* START DATASET *

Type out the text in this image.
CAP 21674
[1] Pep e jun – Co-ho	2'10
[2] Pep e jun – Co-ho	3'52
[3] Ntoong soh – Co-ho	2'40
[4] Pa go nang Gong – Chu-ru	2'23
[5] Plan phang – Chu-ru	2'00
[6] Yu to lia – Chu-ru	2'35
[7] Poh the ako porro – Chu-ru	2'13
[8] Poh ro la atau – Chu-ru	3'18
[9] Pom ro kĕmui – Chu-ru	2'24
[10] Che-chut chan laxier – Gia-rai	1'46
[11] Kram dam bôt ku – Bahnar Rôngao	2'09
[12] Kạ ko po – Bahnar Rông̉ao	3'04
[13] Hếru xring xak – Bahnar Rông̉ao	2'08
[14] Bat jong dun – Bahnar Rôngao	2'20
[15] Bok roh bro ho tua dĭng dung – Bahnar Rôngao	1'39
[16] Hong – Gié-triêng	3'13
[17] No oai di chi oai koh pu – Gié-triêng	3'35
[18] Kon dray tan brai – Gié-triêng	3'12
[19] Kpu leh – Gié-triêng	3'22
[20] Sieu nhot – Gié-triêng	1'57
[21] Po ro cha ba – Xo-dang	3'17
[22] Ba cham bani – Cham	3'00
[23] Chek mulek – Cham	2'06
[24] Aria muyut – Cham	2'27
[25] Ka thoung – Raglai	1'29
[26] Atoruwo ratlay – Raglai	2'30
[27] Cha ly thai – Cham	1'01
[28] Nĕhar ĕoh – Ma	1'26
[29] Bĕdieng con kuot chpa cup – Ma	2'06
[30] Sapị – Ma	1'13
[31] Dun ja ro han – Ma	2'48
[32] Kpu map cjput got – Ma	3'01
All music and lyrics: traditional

* END DATASET *

▸ **PROBLEM TO SOLVE**
Write out all of the records once more, exactly.

▸ **FINISHED EXERCISE**
Type out the text in this image.
CAP 21674
[1] Pep e jun – Co-ho	2'10
[2] Pep e jun – Co-ho	3'52
[3] Ntoong soh – Co-ho	2'40
[4] Pa go nang Gong – Chu-ru	2'23
[5] Plan phang – Chu-ru	2'00
[6] Yu to lia – Chu-ru	2'35
[7] Poh the ako porro – Chu-ru	2'13
[8] Poh ro la atau – Chu-ru	3'18
[9] Pom ro kĕmui – Chu-ru	2'24
[10] Che-chut chan laxier – Gia-rai	1'46
[11] Kram dam bôt ku – Bahnar Rôngao	2'09
[12] Kạ ko po – Bahnar Rông̉ao	3'04
[13] Hếru xring xak – Bahnar Rông̉ao	2'08
[14] Bat jong dun – Bahnar Rôngao	2'20
[15] Bok roh bro ho tua dĭng dung – Bahnar Rôngao	1'39
[16] Hong – Gié-triêng	3'13
[17] No oai di chi oai koh pu – Gié-triêng	3'35
[18] Kon dray tan brai – Gié-triêng	3'12
[19] Kpu leh – Gié-triêng	3'22
[20] Sieu nhot – Gié-triêng	1'57
[21] Po ro cha ba – Xo-dang	3'17
[22] Ba cham bani – Cham	3'00
[23] Chek mulek – Cham	2'06
[24] Aria muyut – Cham	2'27
[25] Ka thoung – Raglai	1'29
[26] Atoruwo ratlay – Raglai	2'30
[27] Cha ly thai – Cham	1'01
[28] Nĕhar ĕoh – Ma	1'26
[29] Bĕdieng con kuot chpa cup – Ma	2'06
[30] Sapị – Ma	1'13
[31] Dun ja ro han – Ma	2'48
[32] Kpu map cjput got – Ma	3'01
All music and lyrics: traditional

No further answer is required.